Material provided ->
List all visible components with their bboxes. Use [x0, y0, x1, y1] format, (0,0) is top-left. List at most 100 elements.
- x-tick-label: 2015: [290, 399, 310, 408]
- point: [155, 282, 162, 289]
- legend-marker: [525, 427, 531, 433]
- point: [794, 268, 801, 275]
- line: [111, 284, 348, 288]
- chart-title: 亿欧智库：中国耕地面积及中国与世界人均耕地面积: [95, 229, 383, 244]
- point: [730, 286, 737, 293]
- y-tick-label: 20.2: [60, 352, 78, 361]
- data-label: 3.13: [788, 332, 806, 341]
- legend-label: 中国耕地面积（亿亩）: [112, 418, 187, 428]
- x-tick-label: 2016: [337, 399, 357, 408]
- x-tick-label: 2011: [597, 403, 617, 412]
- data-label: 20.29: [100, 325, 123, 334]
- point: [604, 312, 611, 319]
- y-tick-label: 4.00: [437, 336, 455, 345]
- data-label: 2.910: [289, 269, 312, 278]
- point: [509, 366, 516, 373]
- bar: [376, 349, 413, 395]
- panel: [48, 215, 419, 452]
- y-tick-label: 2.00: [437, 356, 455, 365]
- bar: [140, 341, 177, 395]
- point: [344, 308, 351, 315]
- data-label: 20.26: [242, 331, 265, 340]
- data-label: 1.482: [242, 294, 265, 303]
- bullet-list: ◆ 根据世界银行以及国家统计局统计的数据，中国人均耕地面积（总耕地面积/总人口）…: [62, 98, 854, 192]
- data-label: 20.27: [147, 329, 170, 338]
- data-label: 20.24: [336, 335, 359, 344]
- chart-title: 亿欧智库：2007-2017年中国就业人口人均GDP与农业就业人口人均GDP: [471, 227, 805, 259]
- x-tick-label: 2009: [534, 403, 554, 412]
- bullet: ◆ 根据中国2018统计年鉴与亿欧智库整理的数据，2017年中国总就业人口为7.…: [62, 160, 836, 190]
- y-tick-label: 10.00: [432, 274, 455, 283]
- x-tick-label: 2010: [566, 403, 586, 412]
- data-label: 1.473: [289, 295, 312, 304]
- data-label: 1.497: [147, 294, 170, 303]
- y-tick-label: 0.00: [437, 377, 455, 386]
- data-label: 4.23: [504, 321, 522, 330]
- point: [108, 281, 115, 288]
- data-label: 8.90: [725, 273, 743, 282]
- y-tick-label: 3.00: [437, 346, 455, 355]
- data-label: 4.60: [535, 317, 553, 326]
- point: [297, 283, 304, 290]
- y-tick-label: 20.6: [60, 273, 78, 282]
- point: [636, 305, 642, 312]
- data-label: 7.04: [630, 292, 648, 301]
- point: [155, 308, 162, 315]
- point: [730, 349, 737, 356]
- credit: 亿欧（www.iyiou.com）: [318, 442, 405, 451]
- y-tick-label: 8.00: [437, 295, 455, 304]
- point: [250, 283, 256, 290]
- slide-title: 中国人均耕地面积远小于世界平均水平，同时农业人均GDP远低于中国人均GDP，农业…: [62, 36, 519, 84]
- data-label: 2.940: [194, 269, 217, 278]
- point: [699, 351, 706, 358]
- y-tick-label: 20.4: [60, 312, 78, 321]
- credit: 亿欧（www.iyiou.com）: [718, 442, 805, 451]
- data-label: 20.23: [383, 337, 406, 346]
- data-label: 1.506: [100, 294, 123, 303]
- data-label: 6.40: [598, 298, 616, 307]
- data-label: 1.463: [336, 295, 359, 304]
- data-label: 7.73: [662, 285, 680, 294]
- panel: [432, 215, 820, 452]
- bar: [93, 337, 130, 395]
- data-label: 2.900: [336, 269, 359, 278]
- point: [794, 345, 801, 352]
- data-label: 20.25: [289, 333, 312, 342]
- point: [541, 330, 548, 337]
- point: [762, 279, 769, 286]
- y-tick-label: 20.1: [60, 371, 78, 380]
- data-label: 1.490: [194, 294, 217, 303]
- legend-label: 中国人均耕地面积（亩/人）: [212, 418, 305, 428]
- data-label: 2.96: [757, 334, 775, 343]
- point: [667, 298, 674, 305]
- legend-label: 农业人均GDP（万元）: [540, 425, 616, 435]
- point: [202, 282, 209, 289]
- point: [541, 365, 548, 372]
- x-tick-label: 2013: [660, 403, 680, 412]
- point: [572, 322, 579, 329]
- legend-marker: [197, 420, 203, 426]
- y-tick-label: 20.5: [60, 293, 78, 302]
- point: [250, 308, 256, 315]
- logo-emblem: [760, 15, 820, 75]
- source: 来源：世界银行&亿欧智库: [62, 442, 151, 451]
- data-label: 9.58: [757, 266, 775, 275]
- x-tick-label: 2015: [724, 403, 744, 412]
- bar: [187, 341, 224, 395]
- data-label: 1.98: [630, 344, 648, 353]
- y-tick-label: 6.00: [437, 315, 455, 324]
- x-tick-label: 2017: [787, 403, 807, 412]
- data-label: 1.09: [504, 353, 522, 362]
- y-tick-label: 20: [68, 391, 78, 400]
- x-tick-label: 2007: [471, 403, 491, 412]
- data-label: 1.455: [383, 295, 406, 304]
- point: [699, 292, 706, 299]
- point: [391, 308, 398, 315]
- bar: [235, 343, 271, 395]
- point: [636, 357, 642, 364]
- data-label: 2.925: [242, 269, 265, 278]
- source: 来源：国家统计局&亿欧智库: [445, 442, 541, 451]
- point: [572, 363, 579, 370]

What you should do -> Show each line above that contains the string "legend".

Correct response ->
- legend-marker: [525, 427, 531, 433]
- legend-label: 中国耕地面积（亿亩）: [112, 418, 187, 428]
- legend-label: 中国人均耕地面积（亩/人）: [212, 418, 305, 428]
- legend-label: 农业人均GDP（万元）: [540, 425, 616, 435]
- legend-marker: [197, 420, 203, 426]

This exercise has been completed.